= Recorded data =

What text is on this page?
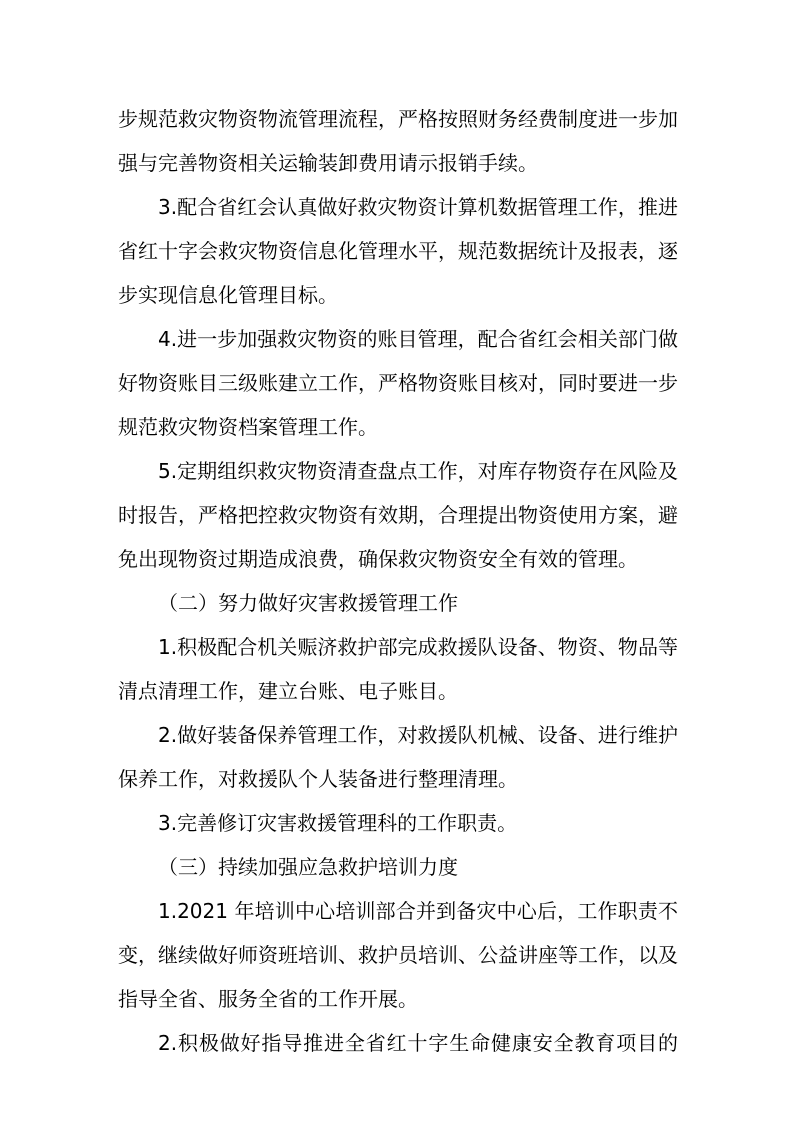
步规范救灾物资物流管理流程，严格按照财务经费制度进一步加
强与完善物资相关运输装卸费用请示报销手续。
3.配合省红会认真做好救灾物资计算机数据管理工作，推进
省红十字会救灾物资信息化管理水平，规范数据统计及报表，逐
步实现信息化管理目标。
4.进一步加强救灾物资的账目管理，配合省红会相关部门做
好物资账目三级账建立工作，严格物资账目核对，同时要进一步
规范救灾物资档案管理工作。
5.定期组织救灾物资清查盘点工作，对库存物资存在风险及
时报告，严格把控救灾物资有效期，合理提出物资使用方案，避
免出现物资过期造成浪费，确保救灾物资安全有效的管理。
（二）努力做好灾害救援管理工作
1.积极配合机关赈济救护部完成救援队设备、物资、物品等
清点清理工作，建立台账、电子账目。
2.做好装备保养管理工作，对救援队机械、设备、进行维护
保养工作，对救援队个人装备进行整理清理。
3.完善修订灾害救援管理科的工作职责。
（三）持续加强应急救护培训力度
1.2021 年培训中心培训部合并到备灾中心后，工作职责不
变，继续做好师资班培训、救护员培训、公益讲座等工作，以及
指导全省、服务全省的工作开展。
2.积极做好指导推进全省红十字生命健康安全教育项目的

= Set problem =
Quote every record above exactly, leaving out any pictures.

= Solution for this task =
What text is on this page?
步规范救灾物资物流管理流程，严格按照财务经费制度进一步加
强与完善物资相关运输装卸费用请示报销手续。
3.配合省红会认真做好救灾物资计算机数据管理工作，推进
省红十字会救灾物资信息化管理水平，规范数据统计及报表，逐
步实现信息化管理目标。
4.进一步加强救灾物资的账目管理，配合省红会相关部门做
好物资账目三级账建立工作，严格物资账目核对，同时要进一步
规范救灾物资档案管理工作。
5.定期组织救灾物资清查盘点工作，对库存物资存在风险及
时报告，严格把控救灾物资有效期，合理提出物资使用方案，避
免出现物资过期造成浪费，确保救灾物资安全有效的管理。
（二）努力做好灾害救援管理工作
1.积极配合机关赈济救护部完成救援队设备、物资、物品等
清点清理工作，建立台账、电子账目。
2.做好装备保养管理工作，对救援队机械、设备、进行维护
保养工作，对救援队个人装备进行整理清理。
3.完善修订灾害救援管理科的工作职责。
（三）持续加强应急救护培训力度
1.2021 年培训中心培训部合并到备灾中心后，工作职责不
变，继续做好师资班培训、救护员培训、公益讲座等工作，以及
指导全省、服务全省的工作开展。
2.积极做好指导推进全省红十字生命健康安全教育项目的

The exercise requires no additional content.